Look through the listing and locate every line containing the word "this"; copy those lines.

** start Exercise input **

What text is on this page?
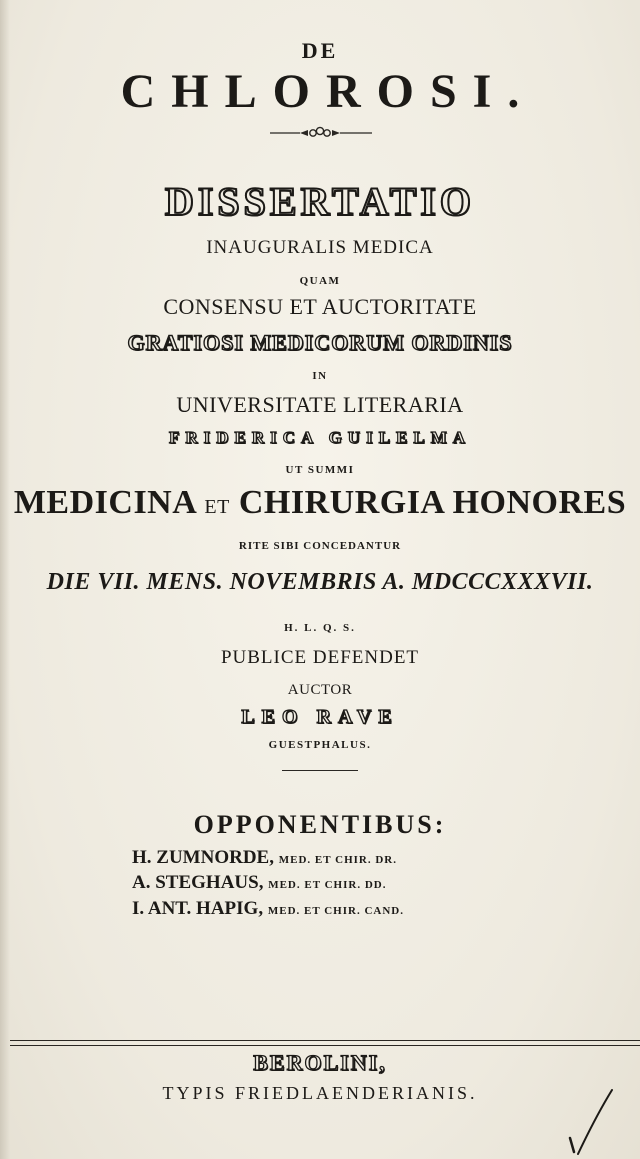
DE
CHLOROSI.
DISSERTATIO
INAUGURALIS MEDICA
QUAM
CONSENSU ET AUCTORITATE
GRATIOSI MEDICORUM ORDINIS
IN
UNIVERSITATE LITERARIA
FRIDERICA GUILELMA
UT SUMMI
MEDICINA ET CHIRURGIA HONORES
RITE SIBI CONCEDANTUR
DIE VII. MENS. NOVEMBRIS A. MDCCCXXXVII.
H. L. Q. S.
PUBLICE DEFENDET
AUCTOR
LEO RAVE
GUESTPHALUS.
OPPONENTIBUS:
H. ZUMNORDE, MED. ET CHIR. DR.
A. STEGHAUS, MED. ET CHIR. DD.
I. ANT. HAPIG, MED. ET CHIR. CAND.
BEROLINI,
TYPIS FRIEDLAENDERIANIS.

** end Exercise input **
** start Exercise input **

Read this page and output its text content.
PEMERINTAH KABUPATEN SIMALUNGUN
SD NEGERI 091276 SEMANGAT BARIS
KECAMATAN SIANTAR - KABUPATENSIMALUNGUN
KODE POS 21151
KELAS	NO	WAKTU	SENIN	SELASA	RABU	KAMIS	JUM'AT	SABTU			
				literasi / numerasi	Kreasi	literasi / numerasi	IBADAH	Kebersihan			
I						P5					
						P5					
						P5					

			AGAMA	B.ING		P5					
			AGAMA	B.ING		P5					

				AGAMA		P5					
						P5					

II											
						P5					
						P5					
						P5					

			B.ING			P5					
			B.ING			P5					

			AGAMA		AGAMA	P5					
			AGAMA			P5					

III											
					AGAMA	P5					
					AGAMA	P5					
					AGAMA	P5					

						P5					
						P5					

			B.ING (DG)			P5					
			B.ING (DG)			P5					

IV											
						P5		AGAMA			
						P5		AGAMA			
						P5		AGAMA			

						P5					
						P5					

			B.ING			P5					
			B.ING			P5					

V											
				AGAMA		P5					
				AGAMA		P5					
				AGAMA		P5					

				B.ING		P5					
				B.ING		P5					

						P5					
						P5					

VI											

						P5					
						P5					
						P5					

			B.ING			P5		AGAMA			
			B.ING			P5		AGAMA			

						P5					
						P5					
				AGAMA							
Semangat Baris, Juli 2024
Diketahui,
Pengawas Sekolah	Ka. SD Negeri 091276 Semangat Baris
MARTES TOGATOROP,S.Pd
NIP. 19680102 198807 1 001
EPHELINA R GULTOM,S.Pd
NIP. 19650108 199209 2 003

** end Exercise input **

● **Expected answer**:
What text is on this page?
Read this page and output its text content.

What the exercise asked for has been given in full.